Extracted records:
— START —

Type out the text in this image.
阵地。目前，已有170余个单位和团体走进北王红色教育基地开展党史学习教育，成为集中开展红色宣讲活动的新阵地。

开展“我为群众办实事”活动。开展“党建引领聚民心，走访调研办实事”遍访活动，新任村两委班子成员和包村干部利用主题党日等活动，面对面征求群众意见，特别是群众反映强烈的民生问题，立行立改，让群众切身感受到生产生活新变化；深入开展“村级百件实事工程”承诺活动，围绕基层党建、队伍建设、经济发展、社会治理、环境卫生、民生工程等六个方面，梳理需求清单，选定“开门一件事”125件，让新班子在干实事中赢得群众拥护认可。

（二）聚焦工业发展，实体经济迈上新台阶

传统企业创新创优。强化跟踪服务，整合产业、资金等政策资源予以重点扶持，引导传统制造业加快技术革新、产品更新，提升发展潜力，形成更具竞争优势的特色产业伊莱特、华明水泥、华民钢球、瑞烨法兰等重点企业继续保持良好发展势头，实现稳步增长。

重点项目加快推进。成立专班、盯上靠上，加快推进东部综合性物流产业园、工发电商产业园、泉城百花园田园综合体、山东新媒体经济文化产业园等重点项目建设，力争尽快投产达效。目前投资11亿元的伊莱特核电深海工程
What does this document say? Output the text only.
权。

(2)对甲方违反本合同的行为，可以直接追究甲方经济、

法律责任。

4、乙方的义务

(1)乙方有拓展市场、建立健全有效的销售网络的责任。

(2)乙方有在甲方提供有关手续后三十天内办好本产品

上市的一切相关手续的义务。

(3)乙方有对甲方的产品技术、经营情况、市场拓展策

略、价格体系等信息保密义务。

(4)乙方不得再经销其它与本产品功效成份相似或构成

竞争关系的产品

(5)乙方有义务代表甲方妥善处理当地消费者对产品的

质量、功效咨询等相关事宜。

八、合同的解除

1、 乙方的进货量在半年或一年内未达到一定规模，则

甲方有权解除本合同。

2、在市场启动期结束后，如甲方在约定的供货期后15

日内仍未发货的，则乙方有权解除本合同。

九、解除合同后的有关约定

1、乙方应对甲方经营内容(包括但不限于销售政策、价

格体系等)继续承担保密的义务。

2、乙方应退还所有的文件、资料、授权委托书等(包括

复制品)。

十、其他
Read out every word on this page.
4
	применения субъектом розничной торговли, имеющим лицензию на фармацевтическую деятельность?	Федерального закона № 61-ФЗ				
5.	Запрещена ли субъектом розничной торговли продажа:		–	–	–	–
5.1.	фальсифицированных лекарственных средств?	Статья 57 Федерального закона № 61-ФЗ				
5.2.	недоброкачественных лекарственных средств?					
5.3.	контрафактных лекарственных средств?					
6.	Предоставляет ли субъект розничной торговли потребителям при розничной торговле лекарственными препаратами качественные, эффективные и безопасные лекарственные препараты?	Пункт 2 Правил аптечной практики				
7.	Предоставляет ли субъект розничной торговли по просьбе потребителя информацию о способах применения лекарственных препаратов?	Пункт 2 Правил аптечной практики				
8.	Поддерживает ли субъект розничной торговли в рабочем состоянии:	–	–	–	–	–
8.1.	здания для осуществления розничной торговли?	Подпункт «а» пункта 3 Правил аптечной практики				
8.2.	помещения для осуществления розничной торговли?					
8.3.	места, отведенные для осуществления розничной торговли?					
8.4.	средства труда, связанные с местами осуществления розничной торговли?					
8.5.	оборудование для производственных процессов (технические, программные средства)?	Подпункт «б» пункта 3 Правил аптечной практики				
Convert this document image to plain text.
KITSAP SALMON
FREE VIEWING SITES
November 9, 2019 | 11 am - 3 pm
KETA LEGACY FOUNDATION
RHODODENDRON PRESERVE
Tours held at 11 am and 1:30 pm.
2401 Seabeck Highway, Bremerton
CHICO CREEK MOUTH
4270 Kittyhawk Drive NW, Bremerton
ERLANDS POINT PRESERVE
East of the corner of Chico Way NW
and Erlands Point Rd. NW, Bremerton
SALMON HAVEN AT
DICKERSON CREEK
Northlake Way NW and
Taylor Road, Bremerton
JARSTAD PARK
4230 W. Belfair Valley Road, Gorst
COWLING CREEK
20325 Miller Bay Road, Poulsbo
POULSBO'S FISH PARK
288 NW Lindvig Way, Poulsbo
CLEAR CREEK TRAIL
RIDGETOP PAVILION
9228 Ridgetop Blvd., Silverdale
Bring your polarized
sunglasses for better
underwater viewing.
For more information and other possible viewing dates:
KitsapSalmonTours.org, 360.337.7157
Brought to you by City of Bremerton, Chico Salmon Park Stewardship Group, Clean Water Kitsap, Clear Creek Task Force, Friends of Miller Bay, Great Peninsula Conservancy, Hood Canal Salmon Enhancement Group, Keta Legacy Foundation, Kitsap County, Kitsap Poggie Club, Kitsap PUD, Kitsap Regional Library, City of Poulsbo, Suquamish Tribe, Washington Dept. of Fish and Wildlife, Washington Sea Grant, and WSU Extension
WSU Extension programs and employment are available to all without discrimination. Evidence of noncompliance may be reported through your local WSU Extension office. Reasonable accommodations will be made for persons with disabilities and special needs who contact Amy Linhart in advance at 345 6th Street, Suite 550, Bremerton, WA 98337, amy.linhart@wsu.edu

— END —

Extract all lines of the records above that include "PRESERVE".

* _Task answer_
RHODODENDRON PRESERVE
ERLANDS POINT PRESERVE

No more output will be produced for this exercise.